EXERCISE REQUIREMENTS:
Extract the complete data exactly as given.

-- Start of DATA SUPPLIED --

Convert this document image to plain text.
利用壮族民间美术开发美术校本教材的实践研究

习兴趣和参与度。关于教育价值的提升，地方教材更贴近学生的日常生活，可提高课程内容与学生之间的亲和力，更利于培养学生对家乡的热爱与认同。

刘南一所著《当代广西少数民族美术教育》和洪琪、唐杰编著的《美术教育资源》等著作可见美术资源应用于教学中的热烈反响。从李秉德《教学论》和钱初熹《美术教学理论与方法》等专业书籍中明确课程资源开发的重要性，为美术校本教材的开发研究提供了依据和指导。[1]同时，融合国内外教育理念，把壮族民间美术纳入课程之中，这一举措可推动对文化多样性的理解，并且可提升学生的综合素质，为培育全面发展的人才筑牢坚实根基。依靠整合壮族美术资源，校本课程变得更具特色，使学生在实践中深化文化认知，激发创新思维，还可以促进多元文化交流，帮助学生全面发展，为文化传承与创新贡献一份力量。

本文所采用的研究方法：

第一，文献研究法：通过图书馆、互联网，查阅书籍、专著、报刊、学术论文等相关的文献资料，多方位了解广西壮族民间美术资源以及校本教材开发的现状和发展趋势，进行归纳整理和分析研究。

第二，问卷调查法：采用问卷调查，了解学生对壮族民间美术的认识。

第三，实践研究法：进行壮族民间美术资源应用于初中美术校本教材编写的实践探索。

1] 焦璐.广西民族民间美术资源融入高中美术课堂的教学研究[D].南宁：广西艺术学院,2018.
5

-- End of DATA SUPPLIED --

FULL ANSWER:
Convert this document image to plain text.
利用壮族民间美术开发美术校本教材的实践研究

习兴趣和参与度。关于教育价值的提升，地方教材更贴近学生的日常生活，可提高课程内容与学生之间的亲和力，更利于培养学生对家乡的热爱与认同。

刘南一所著《当代广西少数民族美术教育》和洪琪、唐杰编著的《美术教育资源》等著作可见美术资源应用于教学中的热烈反响。从李秉德《教学论》和钱初熹《美术教学理论与方法》等专业书籍中明确课程资源开发的重要性，为美术校本教材的开发研究提供了依据和指导。[1]同时，融合国内外教育理念，把壮族民间美术纳入课程之中，这一举措可推动对文化多样性的理解，并且可提升学生的综合素质，为培育全面发展的人才筑牢坚实根基。依靠整合壮族美术资源，校本课程变得更具特色，使学生在实践中深化文化认知，激发创新思维，还可以促进多元文化交流，帮助学生全面发展，为文化传承与创新贡献一份力量。

本文所采用的研究方法：

第一，文献研究法：通过图书馆、互联网，查阅书籍、专著、报刊、学术论文等相关的文献资料，多方位了解广西壮族民间美术资源以及校本教材开发的现状和发展趋势，进行归纳整理和分析研究。

第二，问卷调查法：采用问卷调查，了解学生对壮族民间美术的认识。

第三，实践研究法：进行壮族民间美术资源应用于初中美术校本教材编写的实践探索。

1] 焦璐.广西民族民间美术资源融入高中美术课堂的教学研究[D].南宁：广西艺术学院,2018.
5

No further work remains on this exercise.